=== WHAT YOU SHOULD DO ===
Transcribe the records that follow, preserving every word.

=== MATERIAL PROVIDED ===
#####
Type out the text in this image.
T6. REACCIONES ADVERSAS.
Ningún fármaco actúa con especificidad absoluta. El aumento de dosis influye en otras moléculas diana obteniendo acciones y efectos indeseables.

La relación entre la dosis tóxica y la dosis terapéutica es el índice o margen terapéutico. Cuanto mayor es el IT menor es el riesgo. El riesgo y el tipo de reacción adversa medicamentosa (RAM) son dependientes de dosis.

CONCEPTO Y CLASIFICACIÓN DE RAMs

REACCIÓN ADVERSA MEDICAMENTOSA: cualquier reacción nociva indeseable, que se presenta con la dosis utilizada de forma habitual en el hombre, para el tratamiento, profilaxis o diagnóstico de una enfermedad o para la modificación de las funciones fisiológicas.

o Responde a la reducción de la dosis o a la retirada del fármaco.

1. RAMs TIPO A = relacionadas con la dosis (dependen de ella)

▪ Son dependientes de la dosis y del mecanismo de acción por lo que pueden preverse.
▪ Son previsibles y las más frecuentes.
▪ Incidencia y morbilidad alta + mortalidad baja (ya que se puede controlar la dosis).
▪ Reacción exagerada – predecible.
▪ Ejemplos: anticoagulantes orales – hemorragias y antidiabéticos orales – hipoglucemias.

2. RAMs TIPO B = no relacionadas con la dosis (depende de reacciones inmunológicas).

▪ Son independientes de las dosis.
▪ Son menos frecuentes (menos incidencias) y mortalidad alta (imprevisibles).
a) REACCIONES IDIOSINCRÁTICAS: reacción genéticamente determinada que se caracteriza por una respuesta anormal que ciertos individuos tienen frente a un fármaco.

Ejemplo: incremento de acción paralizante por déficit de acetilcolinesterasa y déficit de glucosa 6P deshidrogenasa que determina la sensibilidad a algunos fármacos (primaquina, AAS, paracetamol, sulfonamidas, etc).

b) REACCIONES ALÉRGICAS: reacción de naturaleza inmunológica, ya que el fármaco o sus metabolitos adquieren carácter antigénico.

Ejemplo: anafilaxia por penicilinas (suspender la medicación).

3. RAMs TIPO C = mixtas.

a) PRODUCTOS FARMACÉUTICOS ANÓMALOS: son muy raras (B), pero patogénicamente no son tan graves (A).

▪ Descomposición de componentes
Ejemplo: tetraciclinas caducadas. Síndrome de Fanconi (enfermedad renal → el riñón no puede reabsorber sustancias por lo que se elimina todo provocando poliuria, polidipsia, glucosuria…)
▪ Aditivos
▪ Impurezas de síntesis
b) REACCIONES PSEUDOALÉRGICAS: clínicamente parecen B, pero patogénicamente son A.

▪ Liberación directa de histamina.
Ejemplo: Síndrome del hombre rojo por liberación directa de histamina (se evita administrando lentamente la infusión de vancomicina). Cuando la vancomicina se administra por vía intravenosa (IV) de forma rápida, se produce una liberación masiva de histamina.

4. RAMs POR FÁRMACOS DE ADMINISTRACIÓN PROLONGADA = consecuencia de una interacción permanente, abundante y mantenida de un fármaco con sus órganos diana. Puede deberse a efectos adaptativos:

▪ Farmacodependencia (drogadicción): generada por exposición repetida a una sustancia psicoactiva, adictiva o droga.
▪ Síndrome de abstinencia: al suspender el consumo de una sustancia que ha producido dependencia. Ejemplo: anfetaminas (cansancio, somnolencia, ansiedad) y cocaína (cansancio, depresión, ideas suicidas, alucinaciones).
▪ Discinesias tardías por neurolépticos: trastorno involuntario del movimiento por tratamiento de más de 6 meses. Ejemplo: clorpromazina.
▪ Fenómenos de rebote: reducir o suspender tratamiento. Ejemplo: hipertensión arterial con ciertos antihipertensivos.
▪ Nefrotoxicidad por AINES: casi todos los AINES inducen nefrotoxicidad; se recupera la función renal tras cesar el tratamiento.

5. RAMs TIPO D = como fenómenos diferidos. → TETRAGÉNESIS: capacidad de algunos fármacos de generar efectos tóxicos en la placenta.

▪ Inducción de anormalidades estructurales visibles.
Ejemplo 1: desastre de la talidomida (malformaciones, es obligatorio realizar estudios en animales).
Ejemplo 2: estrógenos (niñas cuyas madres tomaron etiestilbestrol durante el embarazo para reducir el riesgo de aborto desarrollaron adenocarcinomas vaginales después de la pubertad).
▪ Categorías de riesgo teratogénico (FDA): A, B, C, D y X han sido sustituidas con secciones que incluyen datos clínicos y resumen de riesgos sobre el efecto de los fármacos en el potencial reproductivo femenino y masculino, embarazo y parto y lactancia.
#####
=== ANSWER TO THE EXERCISE ===
Type out the text in this image.
T6. REACCIONES ADVERSAS.
Ningún fármaco actúa con especificidad absoluta. El aumento de dosis influye en otras moléculas diana obteniendo acciones y efectos indeseables.

La relación entre la dosis tóxica y la dosis terapéutica es el índice o margen terapéutico. Cuanto mayor es el IT menor es el riesgo. El riesgo y el tipo de reacción adversa medicamentosa (RAM) son dependientes de dosis.

CONCEPTO Y CLASIFICACIÓN DE RAMs

REACCIÓN ADVERSA MEDICAMENTOSA: cualquier reacción nociva indeseable, que se presenta con la dosis utilizada de forma habitual en el hombre, para el tratamiento, profilaxis o diagnóstico de una enfermedad o para la modificación de las funciones fisiológicas.

o Responde a la reducción de la dosis o a la retirada del fármaco.

1. RAMs TIPO A = relacionadas con la dosis (dependen de ella)

▪ Son dependientes de la dosis y del mecanismo de acción por lo que pueden preverse.
▪ Son previsibles y las más frecuentes.
▪ Incidencia y morbilidad alta + mortalidad baja (ya que se puede controlar la dosis).
▪ Reacción exagerada – predecible.
▪ Ejemplos: anticoagulantes orales – hemorragias y antidiabéticos orales – hipoglucemias.

2. RAMs TIPO B = no relacionadas con la dosis (depende de reacciones inmunológicas).

▪ Son independientes de las dosis.
▪ Son menos frecuentes (menos incidencias) y mortalidad alta (imprevisibles).
a) REACCIONES IDIOSINCRÁTICAS: reacción genéticamente determinada que se caracteriza por una respuesta anormal que ciertos individuos tienen frente a un fármaco.

Ejemplo: incremento de acción paralizante por déficit de acetilcolinesterasa y déficit de glucosa 6P deshidrogenasa que determina la sensibilidad a algunos fármacos (primaquina, AAS, paracetamol, sulfonamidas, etc).

b) REACCIONES ALÉRGICAS: reacción de naturaleza inmunológica, ya que el fármaco o sus metabolitos adquieren carácter antigénico.

Ejemplo: anafilaxia por penicilinas (suspender la medicación).

3. RAMs TIPO C = mixtas.

a) PRODUCTOS FARMACÉUTICOS ANÓMALOS: son muy raras (B), pero patogénicamente no son tan graves (A).

▪ Descomposición de componentes
Ejemplo: tetraciclinas caducadas. Síndrome de Fanconi (enfermedad renal → el riñón no puede reabsorber sustancias por lo que se elimina todo provocando poliuria, polidipsia, glucosuria…)
▪ Aditivos
▪ Impurezas de síntesis
b) REACCIONES PSEUDOALÉRGICAS: clínicamente parecen B, pero patogénicamente son A.

▪ Liberación directa de histamina.
Ejemplo: Síndrome del hombre rojo por liberación directa de histamina (se evita administrando lentamente la infusión de vancomicina). Cuando la vancomicina se administra por vía intravenosa (IV) de forma rápida, se produce una liberación masiva de histamina.

4. RAMs POR FÁRMACOS DE ADMINISTRACIÓN PROLONGADA = consecuencia de una interacción permanente, abundante y mantenida de un fármaco con sus órganos diana. Puede deberse a efectos adaptativos:

▪ Farmacodependencia (drogadicción): generada por exposición repetida a una sustancia psicoactiva, adictiva o droga.
▪ Síndrome de abstinencia: al suspender el consumo de una sustancia que ha producido dependencia. Ejemplo: anfetaminas (cansancio, somnolencia, ansiedad) y cocaína (cansancio, depresión, ideas suicidas, alucinaciones).
▪ Discinesias tardías por neurolépticos: trastorno involuntario del movimiento por tratamiento de más de 6 meses. Ejemplo: clorpromazina.
▪ Fenómenos de rebote: reducir o suspender tratamiento. Ejemplo: hipertensión arterial con ciertos antihipertensivos.
▪ Nefrotoxicidad por AINES: casi todos los AINES inducen nefrotoxicidad; se recupera la función renal tras cesar el tratamiento.

5. RAMs TIPO D = como fenómenos diferidos. → TETRAGÉNESIS: capacidad de algunos fármacos de generar efectos tóxicos en la placenta.

▪ Inducción de anormalidades estructurales visibles.
Ejemplo 1: desastre de la talidomida (malformaciones, es obligatorio realizar estudios en animales).
Ejemplo 2: estrógenos (niñas cuyas madres tomaron etiestilbestrol durante el embarazo para reducir el riesgo de aborto desarrollaron adenocarcinomas vaginales después de la pubertad).
▪ Categorías de riesgo teratogénico (FDA): A, B, C, D y X han sido sustituidas con secciones que incluyen datos clínicos y resumen de riesgos sobre el efecto de los fármacos en el potencial reproductivo femenino y masculino, embarazo y parto y lactancia.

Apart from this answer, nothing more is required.